__GIVEN INSTRUCTION__: Your task is to copy the listing exactly, with the pictures left out.

===============

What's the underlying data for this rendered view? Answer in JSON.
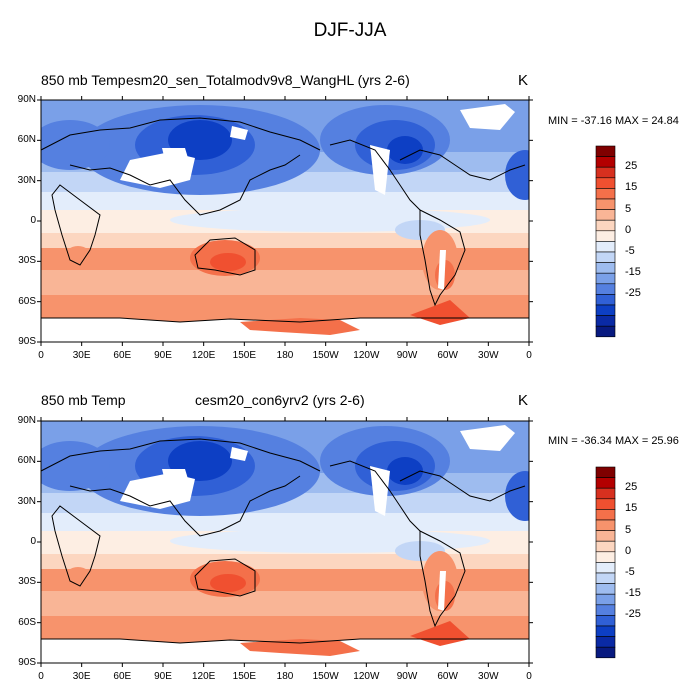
{
  "title": "DJF-JJA",
  "panels": [
    {
      "left_label": "850 mb Temp",
      "center_label": "esm20_sen_Totalmodv9v8_WangHL (yrs 2-6)",
      "unit": "K",
      "minmax": "MIN = -37.16  MAX =  24.84"
    },
    {
      "left_label": "850 mb Temp",
      "center_label": "cesm20_con6yrv2 (yrs 2-6)",
      "unit": "K",
      "minmax": "MIN = -36.34  MAX =  25.96"
    }
  ],
  "lat_ticks": [
    "90N",
    "60N",
    "30N",
    "0",
    "30S",
    "60S",
    "90S"
  ],
  "lon_ticks": [
    "0",
    "30E",
    "60E",
    "90E",
    "120E",
    "150E",
    "180",
    "150W",
    "120W",
    "90W",
    "60W",
    "30W",
    "0"
  ],
  "colorbar": {
    "labels": [
      "25",
      "15",
      "5",
      "0",
      "-5",
      "-15",
      "-25"
    ],
    "colors": [
      "#7f0000",
      "#b30000",
      "#d7301f",
      "#f05030",
      "#f4704a",
      "#f7936c",
      "#f9b596",
      "#fcd6c0",
      "#fdeee3",
      "#e3edfb",
      "#c2d6f6",
      "#9ebcef",
      "#7aa0e8",
      "#5580e0",
      "#3060d6",
      "#0d3fc4",
      "#0a2aa5",
      "#081a80"
    ]
  }
}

===============

__CORRECT RESULT__:
What's the underlying data for this rendered view? Answer in JSON.
{
  "title": "DJF-JJA",
  "panels": [
    {
      "left_label": "850 mb Temp",
      "center_label": "esm20_sen_Totalmodv9v8_WangHL (yrs 2-6)",
      "unit": "K",
      "minmax": "MIN = -37.16  MAX =  24.84"
    },
    {
      "left_label": "850 mb Temp",
      "center_label": "cesm20_con6yrv2 (yrs 2-6)",
      "unit": "K",
      "minmax": "MIN = -36.34  MAX =  25.96"
    }
  ],
  "lat_ticks": [
    "90N",
    "60N",
    "30N",
    "0",
    "30S",
    "60S",
    "90S"
  ],
  "lon_ticks": [
    "0",
    "30E",
    "60E",
    "90E",
    "120E",
    "150E",
    "180",
    "150W",
    "120W",
    "90W",
    "60W",
    "30W",
    "0"
  ],
  "colorbar": {
    "labels": [
      "25",
      "15",
      "5",
      "0",
      "-5",
      "-15",
      "-25"
    ],
    "colors": [
      "#7f0000",
      "#b30000",
      "#d7301f",
      "#f05030",
      "#f4704a",
      "#f7936c",
      "#f9b596",
      "#fcd6c0",
      "#fdeee3",
      "#e3edfb",
      "#c2d6f6",
      "#9ebcef",
      "#7aa0e8",
      "#5580e0",
      "#3060d6",
      "#0d3fc4",
      "#0a2aa5",
      "#081a80"
    ]
  }
}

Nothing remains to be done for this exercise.